____ Supplied records

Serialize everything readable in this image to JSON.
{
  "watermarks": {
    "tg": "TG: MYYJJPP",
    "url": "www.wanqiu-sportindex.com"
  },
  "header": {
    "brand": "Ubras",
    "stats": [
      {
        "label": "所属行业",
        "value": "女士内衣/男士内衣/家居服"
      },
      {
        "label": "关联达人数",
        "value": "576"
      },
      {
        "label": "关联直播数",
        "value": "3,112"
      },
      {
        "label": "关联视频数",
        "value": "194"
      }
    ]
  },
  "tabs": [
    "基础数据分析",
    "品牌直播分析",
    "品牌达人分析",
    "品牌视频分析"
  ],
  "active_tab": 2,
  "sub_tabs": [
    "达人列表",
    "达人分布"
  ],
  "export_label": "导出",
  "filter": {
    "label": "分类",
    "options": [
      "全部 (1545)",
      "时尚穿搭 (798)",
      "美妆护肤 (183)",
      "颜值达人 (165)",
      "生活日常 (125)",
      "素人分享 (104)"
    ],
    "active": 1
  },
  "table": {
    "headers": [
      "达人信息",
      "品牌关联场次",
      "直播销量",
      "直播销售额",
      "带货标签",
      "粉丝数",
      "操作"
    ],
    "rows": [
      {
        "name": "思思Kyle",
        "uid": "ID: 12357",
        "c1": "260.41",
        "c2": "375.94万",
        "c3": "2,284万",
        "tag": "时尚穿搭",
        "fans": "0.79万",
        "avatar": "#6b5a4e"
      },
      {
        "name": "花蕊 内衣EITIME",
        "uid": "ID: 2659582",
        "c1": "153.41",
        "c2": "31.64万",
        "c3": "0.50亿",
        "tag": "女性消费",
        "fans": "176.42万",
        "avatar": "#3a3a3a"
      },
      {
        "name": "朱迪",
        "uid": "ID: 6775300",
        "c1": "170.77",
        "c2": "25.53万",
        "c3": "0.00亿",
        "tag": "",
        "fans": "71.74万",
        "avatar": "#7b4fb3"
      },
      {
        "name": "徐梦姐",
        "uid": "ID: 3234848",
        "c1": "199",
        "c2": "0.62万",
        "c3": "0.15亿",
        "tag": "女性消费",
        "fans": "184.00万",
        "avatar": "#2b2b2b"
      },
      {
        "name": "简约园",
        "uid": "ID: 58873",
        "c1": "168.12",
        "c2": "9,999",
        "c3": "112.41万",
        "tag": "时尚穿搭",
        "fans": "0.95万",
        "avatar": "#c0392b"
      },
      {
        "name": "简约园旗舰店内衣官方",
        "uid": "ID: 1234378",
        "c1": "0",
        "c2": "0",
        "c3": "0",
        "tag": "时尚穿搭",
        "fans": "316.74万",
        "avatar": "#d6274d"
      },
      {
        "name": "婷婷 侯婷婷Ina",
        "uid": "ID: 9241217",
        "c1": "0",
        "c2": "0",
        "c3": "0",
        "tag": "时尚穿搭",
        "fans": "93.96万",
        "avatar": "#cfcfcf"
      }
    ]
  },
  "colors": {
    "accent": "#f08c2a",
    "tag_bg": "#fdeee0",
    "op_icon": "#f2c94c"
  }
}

________

Please quote every record above exactly as it appears.

Solved exercise:
Serialize everything readable in this image to JSON.
{
  "watermarks": {
    "tg": "TG: MYYJJPP",
    "url": "www.wanqiu-sportindex.com"
  },
  "header": {
    "brand": "Ubras",
    "stats": [
      {
        "label": "所属行业",
        "value": "女士内衣/男士内衣/家居服"
      },
      {
        "label": "关联达人数",
        "value": "576"
      },
      {
        "label": "关联直播数",
        "value": "3,112"
      },
      {
        "label": "关联视频数",
        "value": "194"
      }
    ]
  },
  "tabs": [
    "基础数据分析",
    "品牌直播分析",
    "品牌达人分析",
    "品牌视频分析"
  ],
  "active_tab": 2,
  "sub_tabs": [
    "达人列表",
    "达人分布"
  ],
  "export_label": "导出",
  "filter": {
    "label": "分类",
    "options": [
      "全部 (1545)",
      "时尚穿搭 (798)",
      "美妆护肤 (183)",
      "颜值达人 (165)",
      "生活日常 (125)",
      "素人分享 (104)"
    ],
    "active": 1
  },
  "table": {
    "headers": [
      "达人信息",
      "品牌关联场次",
      "直播销量",
      "直播销售额",
      "带货标签",
      "粉丝数",
      "操作"
    ],
    "rows": [
      {
        "name": "思思Kyle",
        "uid": "ID: 12357",
        "c1": "260.41",
        "c2": "375.94万",
        "c3": "2,284万",
        "tag": "时尚穿搭",
        "fans": "0.79万",
        "avatar": "#6b5a4e"
      },
      {
        "name": "花蕊 内衣EITIME",
        "uid": "ID: 2659582",
        "c1": "153.41",
        "c2": "31.64万",
        "c3": "0.50亿",
        "tag": "女性消费",
        "fans": "176.42万",
        "avatar": "#3a3a3a"
      },
      {
        "name": "朱迪",
        "uid": "ID: 6775300",
        "c1": "170.77",
        "c2": "25.53万",
        "c3": "0.00亿",
        "tag": "",
        "fans": "71.74万",
        "avatar": "#7b4fb3"
      },
      {
        "name": "徐梦姐",
        "uid": "ID: 3234848",
        "c1": "199",
        "c2": "0.62万",
        "c3": "0.15亿",
        "tag": "女性消费",
        "fans": "184.00万",
        "avatar": "#2b2b2b"
      },
      {
        "name": "简约园",
        "uid": "ID: 58873",
        "c1": "168.12",
        "c2": "9,999",
        "c3": "112.41万",
        "tag": "时尚穿搭",
        "fans": "0.95万",
        "avatar": "#c0392b"
      },
      {
        "name": "简约园旗舰店内衣官方",
        "uid": "ID: 1234378",
        "c1": "0",
        "c2": "0",
        "c3": "0",
        "tag": "时尚穿搭",
        "fans": "316.74万",
        "avatar": "#d6274d"
      },
      {
        "name": "婷婷 侯婷婷Ina",
        "uid": "ID: 9241217",
        "c1": "0",
        "c2": "0",
        "c3": "0",
        "tag": "时尚穿搭",
        "fans": "93.96万",
        "avatar": "#cfcfcf"
      }
    ]
  },
  "colors": {
    "accent": "#f08c2a",
    "tag_bg": "#fdeee0",
    "op_icon": "#f2c94c"
  }
}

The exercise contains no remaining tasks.